What to produce: Find the lines holding "оформлению" and copy them.

--- START Data for the task ---

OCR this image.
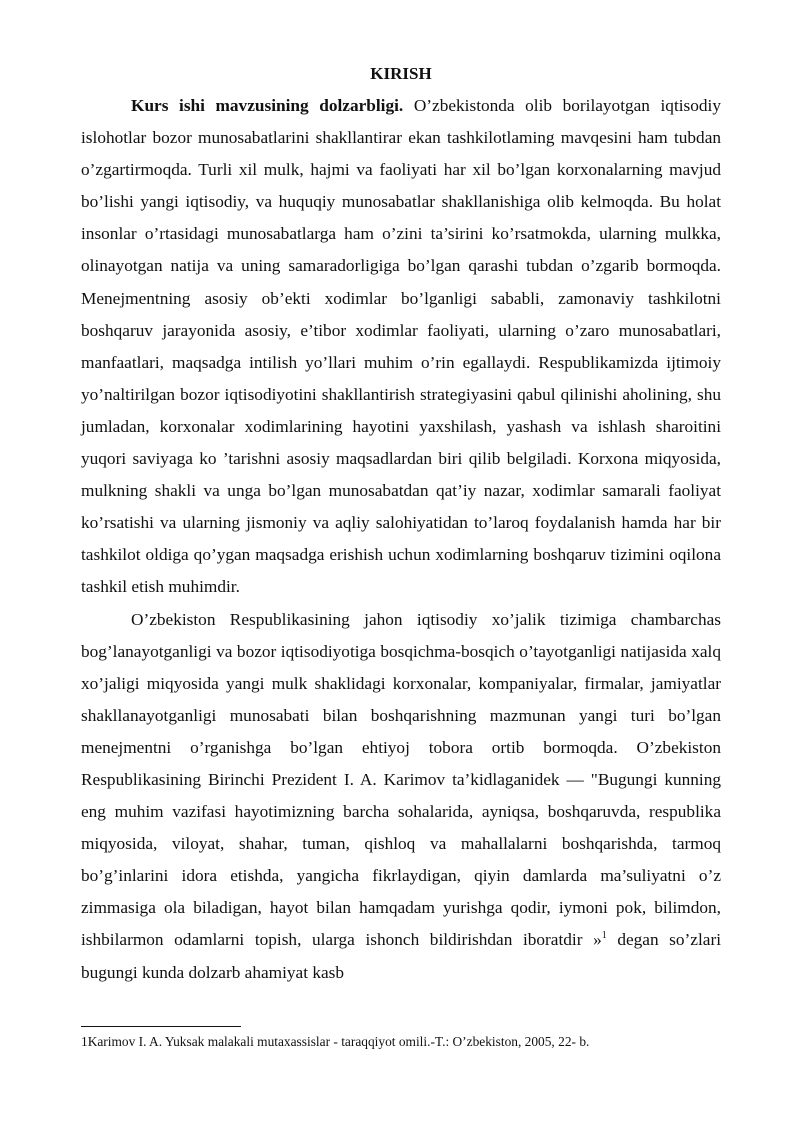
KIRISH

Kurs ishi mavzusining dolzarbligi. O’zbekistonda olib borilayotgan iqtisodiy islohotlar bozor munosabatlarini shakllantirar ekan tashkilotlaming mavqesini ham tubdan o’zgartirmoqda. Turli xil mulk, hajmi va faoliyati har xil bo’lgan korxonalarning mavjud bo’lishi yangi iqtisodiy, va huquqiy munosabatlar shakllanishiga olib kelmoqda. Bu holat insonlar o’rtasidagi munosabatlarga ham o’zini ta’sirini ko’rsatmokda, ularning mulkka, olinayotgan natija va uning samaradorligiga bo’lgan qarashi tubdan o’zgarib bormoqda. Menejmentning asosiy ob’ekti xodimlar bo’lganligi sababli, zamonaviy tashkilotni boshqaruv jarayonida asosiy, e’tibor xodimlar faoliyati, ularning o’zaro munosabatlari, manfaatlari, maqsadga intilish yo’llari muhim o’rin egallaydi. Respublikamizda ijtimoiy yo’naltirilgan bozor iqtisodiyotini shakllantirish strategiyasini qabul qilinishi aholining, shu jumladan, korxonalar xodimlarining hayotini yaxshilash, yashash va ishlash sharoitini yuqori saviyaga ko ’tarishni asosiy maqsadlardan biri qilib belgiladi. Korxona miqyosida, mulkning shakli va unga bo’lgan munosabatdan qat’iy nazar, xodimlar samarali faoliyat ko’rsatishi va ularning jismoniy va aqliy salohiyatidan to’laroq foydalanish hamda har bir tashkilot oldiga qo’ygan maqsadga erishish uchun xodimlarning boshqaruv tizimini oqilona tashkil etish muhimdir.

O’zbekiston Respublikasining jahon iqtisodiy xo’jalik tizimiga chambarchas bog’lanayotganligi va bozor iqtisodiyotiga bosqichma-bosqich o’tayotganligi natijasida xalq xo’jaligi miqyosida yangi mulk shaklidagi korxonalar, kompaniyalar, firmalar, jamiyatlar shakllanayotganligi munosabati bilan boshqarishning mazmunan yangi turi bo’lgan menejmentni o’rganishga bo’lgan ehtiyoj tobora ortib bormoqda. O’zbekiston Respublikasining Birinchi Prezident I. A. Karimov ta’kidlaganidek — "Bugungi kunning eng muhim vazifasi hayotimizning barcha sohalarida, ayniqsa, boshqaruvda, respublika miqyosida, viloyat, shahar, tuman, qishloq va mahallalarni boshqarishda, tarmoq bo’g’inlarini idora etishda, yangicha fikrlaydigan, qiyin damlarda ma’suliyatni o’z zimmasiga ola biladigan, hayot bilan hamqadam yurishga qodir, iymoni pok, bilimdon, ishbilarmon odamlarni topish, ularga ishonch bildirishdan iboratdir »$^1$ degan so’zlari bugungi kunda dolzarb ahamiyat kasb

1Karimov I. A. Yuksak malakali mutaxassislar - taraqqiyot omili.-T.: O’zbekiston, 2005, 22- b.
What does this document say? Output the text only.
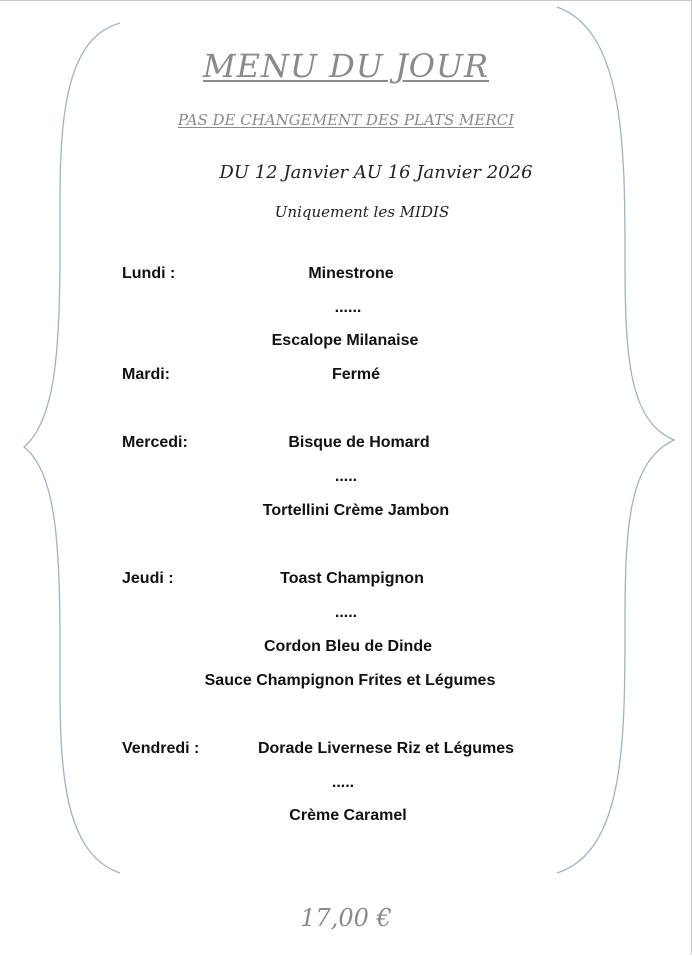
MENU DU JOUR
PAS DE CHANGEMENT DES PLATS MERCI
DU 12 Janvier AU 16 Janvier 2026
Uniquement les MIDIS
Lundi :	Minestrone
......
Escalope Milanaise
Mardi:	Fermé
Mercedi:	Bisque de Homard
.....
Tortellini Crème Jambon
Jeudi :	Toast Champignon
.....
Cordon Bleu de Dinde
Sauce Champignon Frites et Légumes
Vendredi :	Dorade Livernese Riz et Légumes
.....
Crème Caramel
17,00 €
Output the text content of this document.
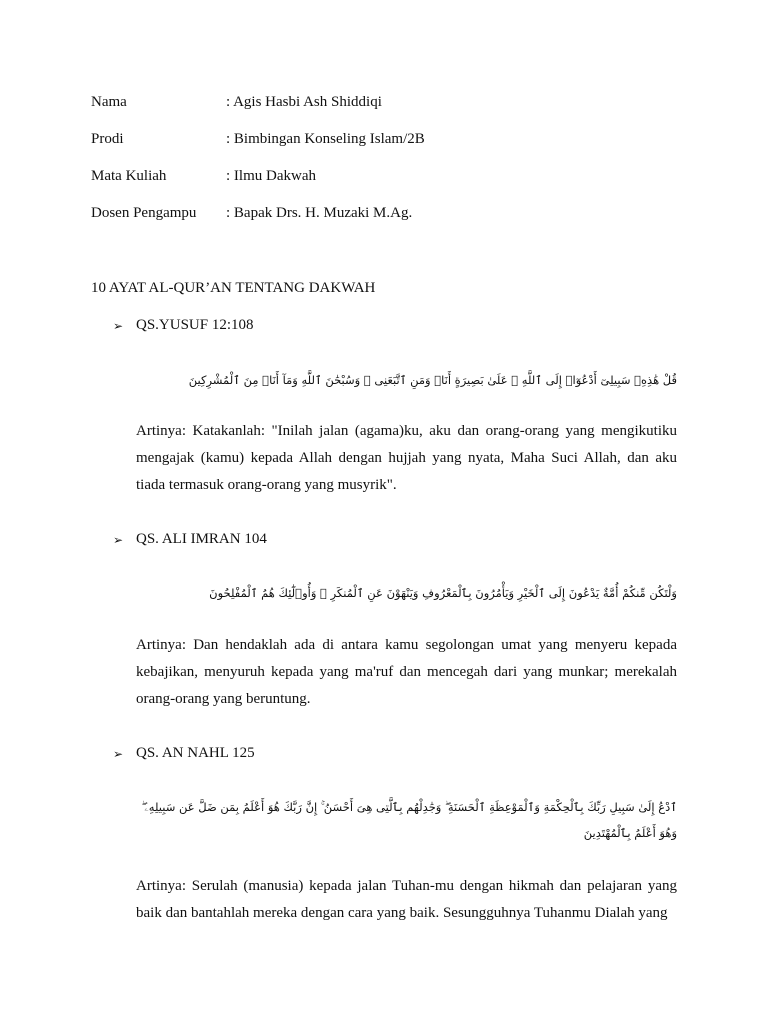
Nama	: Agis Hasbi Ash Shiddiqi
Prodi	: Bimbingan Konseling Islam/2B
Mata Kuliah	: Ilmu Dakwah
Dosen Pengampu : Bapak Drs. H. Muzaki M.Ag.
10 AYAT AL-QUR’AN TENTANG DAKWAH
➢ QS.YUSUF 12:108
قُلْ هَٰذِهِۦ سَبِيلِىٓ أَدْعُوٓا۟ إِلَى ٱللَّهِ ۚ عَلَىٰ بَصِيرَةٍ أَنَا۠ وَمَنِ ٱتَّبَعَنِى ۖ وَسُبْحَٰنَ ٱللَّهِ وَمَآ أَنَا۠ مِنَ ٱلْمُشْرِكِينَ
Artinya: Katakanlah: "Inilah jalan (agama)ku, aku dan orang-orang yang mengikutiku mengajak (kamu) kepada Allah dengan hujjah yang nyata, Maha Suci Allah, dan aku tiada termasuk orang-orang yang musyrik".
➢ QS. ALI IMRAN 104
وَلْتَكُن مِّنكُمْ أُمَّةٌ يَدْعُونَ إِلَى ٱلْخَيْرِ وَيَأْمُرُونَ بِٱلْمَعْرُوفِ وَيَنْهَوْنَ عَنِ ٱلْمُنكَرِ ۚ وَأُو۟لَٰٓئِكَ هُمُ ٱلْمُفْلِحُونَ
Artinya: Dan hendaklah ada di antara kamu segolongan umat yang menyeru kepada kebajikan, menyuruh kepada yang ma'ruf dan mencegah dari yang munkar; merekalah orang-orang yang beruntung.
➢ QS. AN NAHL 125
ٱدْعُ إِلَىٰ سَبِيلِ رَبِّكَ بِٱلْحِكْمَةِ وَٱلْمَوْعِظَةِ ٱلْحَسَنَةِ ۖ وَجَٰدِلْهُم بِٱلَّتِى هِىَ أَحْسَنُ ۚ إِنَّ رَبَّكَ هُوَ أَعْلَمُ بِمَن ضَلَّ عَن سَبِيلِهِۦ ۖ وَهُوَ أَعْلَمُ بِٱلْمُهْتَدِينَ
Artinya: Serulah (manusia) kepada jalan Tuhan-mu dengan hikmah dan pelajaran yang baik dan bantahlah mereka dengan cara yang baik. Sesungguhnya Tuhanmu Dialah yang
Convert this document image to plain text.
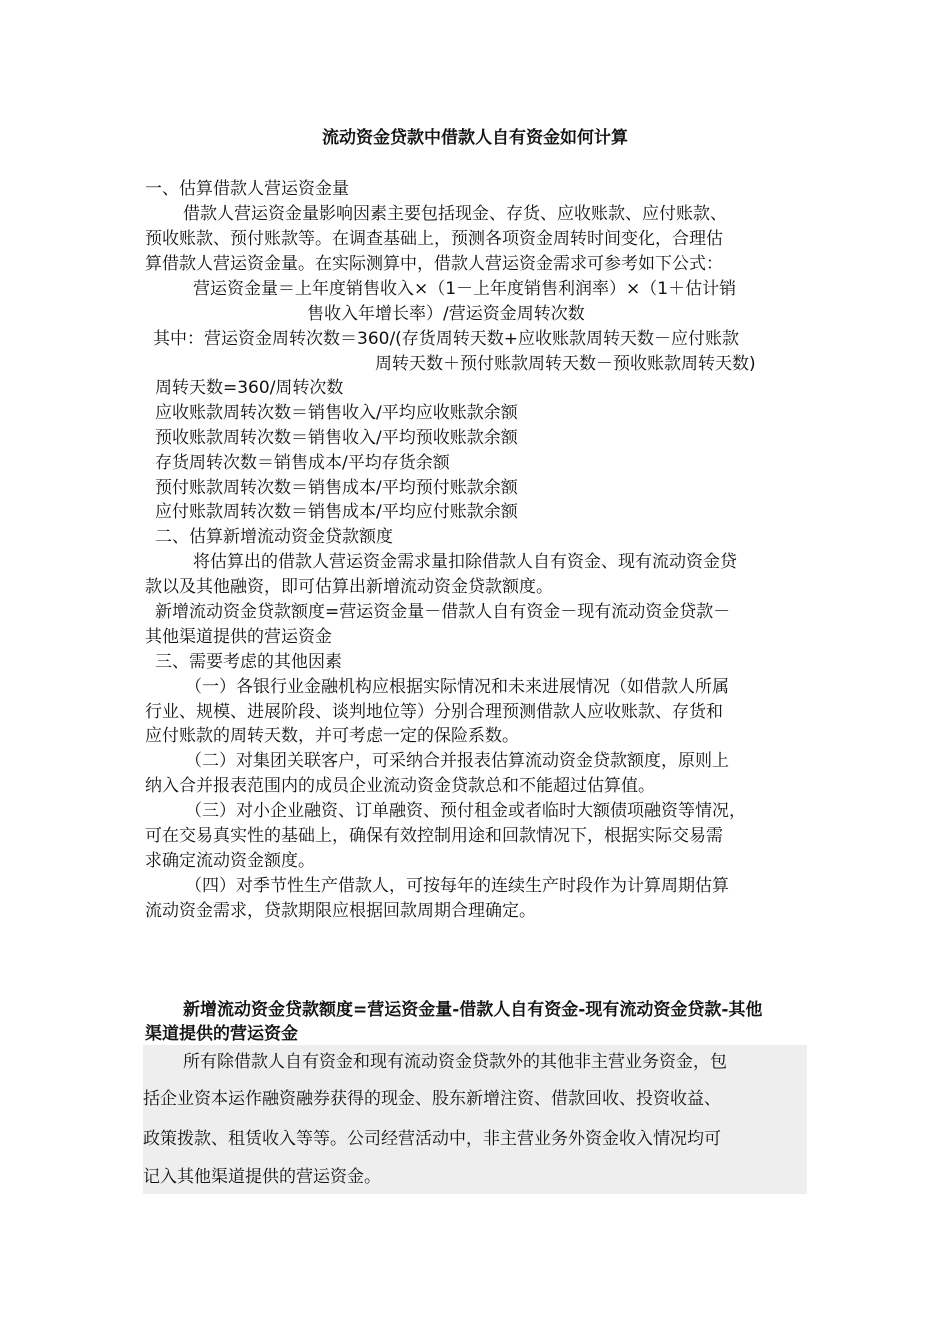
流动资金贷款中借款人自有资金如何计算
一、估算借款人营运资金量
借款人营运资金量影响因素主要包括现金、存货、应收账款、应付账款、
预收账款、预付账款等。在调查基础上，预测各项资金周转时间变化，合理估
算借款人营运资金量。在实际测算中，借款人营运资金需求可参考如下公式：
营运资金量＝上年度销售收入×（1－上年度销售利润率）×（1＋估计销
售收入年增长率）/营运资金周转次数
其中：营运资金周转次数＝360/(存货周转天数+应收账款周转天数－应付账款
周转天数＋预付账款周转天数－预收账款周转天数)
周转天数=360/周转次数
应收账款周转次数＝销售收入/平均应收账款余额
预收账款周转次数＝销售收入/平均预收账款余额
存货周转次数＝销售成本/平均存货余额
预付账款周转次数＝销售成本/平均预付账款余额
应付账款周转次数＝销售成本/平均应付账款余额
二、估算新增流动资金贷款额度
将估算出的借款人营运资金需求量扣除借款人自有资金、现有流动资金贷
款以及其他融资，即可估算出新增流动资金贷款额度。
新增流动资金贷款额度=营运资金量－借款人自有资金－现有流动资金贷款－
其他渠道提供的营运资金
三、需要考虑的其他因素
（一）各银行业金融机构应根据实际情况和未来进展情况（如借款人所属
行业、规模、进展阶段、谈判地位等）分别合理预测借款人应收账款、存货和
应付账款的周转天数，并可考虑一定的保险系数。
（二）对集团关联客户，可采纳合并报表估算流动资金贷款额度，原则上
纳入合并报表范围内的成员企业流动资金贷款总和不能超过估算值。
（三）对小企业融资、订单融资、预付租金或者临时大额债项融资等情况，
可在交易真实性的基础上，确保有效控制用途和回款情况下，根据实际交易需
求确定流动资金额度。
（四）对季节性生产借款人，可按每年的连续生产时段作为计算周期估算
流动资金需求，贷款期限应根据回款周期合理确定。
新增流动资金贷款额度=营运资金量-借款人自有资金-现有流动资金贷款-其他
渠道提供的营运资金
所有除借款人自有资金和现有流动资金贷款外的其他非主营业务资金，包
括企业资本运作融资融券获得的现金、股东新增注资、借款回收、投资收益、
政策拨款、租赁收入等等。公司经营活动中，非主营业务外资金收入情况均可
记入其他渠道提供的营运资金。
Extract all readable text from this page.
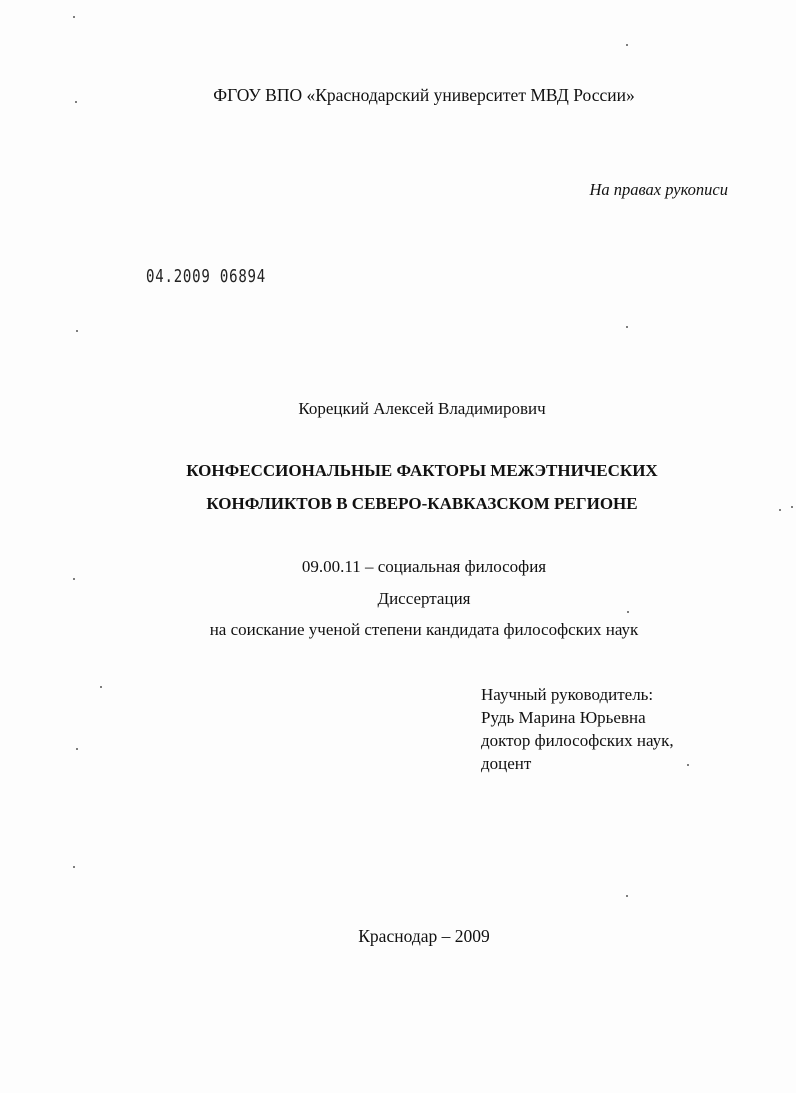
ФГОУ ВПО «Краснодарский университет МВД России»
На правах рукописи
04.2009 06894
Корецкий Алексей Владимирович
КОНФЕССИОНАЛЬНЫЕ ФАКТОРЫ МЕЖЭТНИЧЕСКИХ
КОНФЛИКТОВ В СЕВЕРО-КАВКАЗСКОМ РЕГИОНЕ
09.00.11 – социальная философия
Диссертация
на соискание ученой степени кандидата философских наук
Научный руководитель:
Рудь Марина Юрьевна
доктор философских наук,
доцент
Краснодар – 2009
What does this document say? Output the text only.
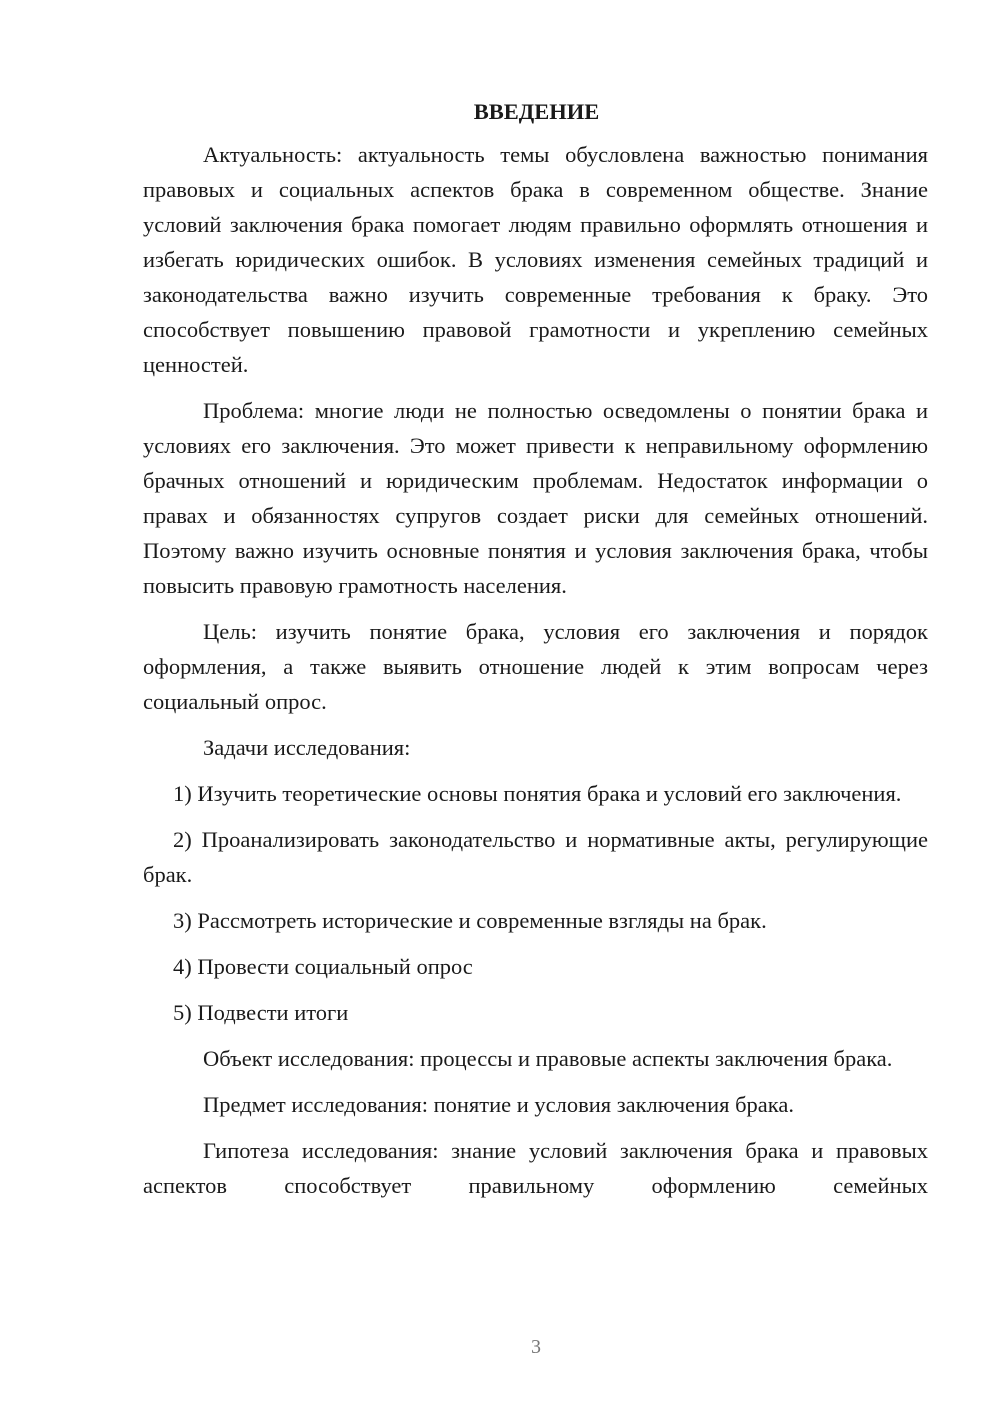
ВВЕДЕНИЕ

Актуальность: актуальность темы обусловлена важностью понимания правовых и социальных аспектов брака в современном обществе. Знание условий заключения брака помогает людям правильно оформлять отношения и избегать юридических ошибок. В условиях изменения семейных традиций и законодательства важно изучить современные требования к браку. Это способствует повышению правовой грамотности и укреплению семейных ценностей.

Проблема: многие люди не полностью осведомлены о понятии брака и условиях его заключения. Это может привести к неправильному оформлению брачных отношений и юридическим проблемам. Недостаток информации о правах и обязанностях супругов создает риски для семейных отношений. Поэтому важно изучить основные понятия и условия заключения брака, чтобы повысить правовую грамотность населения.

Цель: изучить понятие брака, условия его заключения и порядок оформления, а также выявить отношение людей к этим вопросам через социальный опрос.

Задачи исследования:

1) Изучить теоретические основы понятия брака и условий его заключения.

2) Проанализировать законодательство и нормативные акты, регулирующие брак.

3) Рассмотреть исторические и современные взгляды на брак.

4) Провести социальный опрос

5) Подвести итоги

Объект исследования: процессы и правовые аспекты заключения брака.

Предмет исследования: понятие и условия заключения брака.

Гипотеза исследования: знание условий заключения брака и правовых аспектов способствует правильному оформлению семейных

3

--- END Data for the task ---

Correct answer:
Проблема: многие люди не полностью осведомлены о понятии брака и условиях его заключения. Это может привести к неправильному оформлению брачных отношений и юридическим проблемам. Недостаток информации о правах и обязанностях супругов создает риски для семейных отношений. Поэтому важно изучить основные понятия и условия заключения брака, чтобы повысить правовую грамотность населения.
Гипотеза исследования: знание условий заключения брака и правовых аспектов способствует правильному оформлению семейных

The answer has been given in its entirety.